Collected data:
__________

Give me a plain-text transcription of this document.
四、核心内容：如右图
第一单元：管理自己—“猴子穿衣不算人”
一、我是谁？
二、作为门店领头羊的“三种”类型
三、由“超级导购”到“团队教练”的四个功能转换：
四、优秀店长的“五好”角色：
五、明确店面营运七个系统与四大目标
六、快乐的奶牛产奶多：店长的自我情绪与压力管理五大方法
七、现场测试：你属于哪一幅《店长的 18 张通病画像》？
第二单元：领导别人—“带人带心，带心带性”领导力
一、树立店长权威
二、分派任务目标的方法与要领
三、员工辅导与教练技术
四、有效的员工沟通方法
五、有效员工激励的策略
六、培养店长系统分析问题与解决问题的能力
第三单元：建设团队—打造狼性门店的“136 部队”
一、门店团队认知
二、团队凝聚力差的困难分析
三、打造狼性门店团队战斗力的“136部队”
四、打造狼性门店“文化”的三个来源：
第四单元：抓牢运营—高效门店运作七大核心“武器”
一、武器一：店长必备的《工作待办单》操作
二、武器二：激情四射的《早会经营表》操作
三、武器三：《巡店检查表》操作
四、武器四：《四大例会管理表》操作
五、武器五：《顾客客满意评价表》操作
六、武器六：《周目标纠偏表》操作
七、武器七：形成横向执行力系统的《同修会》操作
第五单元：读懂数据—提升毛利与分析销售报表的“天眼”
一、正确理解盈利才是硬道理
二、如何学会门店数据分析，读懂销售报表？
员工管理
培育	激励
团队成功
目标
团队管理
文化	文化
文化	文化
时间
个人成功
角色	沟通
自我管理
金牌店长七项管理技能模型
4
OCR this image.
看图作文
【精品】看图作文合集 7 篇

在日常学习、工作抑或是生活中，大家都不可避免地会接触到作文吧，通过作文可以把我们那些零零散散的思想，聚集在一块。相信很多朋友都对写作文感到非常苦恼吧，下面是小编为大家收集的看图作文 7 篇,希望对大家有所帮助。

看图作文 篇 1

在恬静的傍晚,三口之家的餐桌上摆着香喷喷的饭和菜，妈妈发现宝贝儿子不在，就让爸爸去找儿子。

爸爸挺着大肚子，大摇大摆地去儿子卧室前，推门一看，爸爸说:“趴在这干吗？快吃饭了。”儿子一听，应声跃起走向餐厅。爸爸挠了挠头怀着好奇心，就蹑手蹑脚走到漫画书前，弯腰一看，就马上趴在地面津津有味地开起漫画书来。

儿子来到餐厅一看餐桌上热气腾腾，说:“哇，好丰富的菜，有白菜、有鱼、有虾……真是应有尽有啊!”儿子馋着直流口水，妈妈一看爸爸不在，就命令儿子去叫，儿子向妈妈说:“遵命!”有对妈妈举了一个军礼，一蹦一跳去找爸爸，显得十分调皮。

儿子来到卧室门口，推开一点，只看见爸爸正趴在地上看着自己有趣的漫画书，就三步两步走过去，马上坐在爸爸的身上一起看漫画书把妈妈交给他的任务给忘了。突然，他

__________

▶ _Exercise_: Give back all the data exactly as written.

▶ _Answer to this exercise_:
Give me a plain-text transcription of this document.
四、核心内容：如右图
第一单元：管理自己—“猴子穿衣不算人”
一、我是谁？
二、作为门店领头羊的“三种”类型
三、由“超级导购”到“团队教练”的四个功能转换：
四、优秀店长的“五好”角色：
五、明确店面营运七个系统与四大目标
六、快乐的奶牛产奶多：店长的自我情绪与压力管理五大方法
七、现场测试：你属于哪一幅《店长的 18 张通病画像》？
第二单元：领导别人—“带人带心，带心带性”领导力
一、树立店长权威
二、分派任务目标的方法与要领
三、员工辅导与教练技术
四、有效的员工沟通方法
五、有效员工激励的策略
六、培养店长系统分析问题与解决问题的能力
第三单元：建设团队—打造狼性门店的“136 部队”
一、门店团队认知
二、团队凝聚力差的困难分析
三、打造狼性门店团队战斗力的“136部队”
四、打造狼性门店“文化”的三个来源：
第四单元：抓牢运营—高效门店运作七大核心“武器”
一、武器一：店长必备的《工作待办单》操作
二、武器二：激情四射的《早会经营表》操作
三、武器三：《巡店检查表》操作
四、武器四：《四大例会管理表》操作
五、武器五：《顾客客满意评价表》操作
六、武器六：《周目标纠偏表》操作
七、武器七：形成横向执行力系统的《同修会》操作
第五单元：读懂数据—提升毛利与分析销售报表的“天眼”
一、正确理解盈利才是硬道理
二、如何学会门店数据分析，读懂销售报表？
员工管理
培育	激励
团队成功
目标
团队管理
文化	文化
文化	文化
时间
个人成功
角色	沟通
自我管理
金牌店长七项管理技能模型
4
OCR this image.
看图作文
【精品】看图作文合集 7 篇

在日常学习、工作抑或是生活中，大家都不可避免地会接触到作文吧，通过作文可以把我们那些零零散散的思想，聚集在一块。相信很多朋友都对写作文感到非常苦恼吧，下面是小编为大家收集的看图作文 7 篇,希望对大家有所帮助。

看图作文 篇 1

在恬静的傍晚,三口之家的餐桌上摆着香喷喷的饭和菜，妈妈发现宝贝儿子不在，就让爸爸去找儿子。

爸爸挺着大肚子，大摇大摆地去儿子卧室前，推门一看，爸爸说:“趴在这干吗？快吃饭了。”儿子一听，应声跃起走向餐厅。爸爸挠了挠头怀着好奇心，就蹑手蹑脚走到漫画书前，弯腰一看，就马上趴在地面津津有味地开起漫画书来。

儿子来到餐厅一看餐桌上热气腾腾，说:“哇，好丰富的菜，有白菜、有鱼、有虾……真是应有尽有啊!”儿子馋着直流口水，妈妈一看爸爸不在，就命令儿子去叫，儿子向妈妈说:“遵命!”有对妈妈举了一个军礼，一蹦一跳去找爸爸，显得十分调皮。

儿子来到卧室门口，推开一点，只看见爸爸正趴在地上看着自己有趣的漫画书，就三步两步走过去，马上坐在爸爸的身上一起看漫画书把妈妈交给他的任务给忘了。突然，他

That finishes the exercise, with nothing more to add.